Task statement: Take from the listing each line that has the string "name".

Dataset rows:

== == ==

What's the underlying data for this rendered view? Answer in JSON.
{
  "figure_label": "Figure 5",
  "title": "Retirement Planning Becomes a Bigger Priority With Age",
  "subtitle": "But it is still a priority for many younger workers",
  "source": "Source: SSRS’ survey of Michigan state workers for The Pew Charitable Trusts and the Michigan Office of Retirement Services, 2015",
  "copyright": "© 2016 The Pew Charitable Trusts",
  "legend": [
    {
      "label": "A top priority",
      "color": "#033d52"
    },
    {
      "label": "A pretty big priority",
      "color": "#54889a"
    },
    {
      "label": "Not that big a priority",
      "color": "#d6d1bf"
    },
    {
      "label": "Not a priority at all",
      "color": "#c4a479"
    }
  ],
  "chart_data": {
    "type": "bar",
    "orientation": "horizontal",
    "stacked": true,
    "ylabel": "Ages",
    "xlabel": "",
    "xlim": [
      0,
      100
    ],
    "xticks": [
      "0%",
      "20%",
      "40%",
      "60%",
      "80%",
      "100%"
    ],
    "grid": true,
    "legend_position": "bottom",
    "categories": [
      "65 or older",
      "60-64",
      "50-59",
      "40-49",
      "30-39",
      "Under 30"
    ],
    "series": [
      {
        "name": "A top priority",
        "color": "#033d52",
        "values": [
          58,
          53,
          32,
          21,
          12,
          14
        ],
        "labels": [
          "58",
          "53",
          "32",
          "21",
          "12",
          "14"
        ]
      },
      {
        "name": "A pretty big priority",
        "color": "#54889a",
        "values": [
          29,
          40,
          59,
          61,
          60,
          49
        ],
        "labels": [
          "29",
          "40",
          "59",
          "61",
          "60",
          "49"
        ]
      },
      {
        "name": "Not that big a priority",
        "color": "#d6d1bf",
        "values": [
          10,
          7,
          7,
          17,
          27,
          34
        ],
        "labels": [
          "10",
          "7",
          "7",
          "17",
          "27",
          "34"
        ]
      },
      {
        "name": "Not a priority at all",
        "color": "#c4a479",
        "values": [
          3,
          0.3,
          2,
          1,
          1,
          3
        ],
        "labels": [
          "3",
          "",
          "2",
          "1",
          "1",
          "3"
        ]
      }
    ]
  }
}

== == ==

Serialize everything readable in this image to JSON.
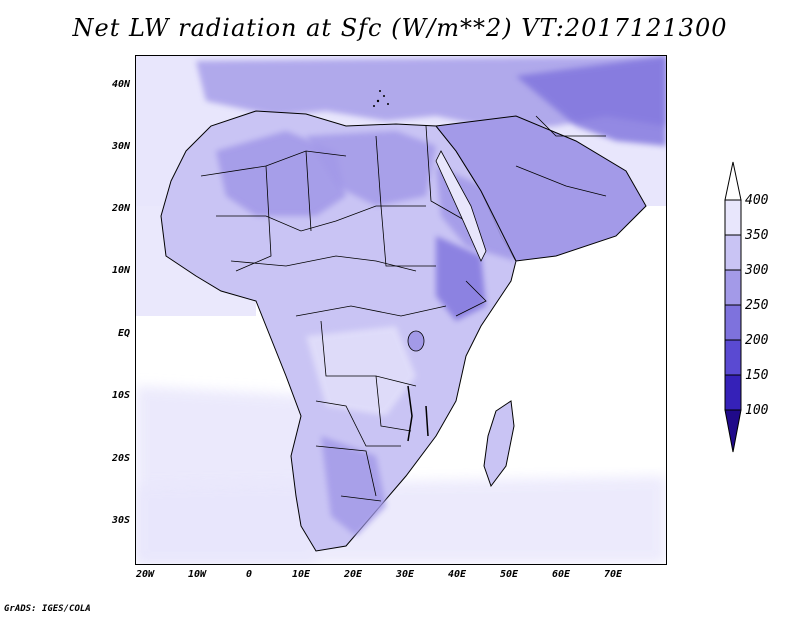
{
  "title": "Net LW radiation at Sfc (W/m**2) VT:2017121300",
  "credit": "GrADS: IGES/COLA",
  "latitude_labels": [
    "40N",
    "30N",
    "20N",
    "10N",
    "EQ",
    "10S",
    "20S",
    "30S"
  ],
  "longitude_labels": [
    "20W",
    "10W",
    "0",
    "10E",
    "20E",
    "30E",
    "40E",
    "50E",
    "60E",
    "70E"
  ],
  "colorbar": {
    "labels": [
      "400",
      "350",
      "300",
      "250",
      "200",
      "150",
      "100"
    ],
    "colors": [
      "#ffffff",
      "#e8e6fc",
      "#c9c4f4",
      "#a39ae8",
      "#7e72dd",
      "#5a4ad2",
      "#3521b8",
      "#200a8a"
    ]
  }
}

== == ==

The answer:
        "name": "A top priority",
        "name": "A pretty big priority",
        "name": "Not that big a priority",
        "name": "Not a priority at all",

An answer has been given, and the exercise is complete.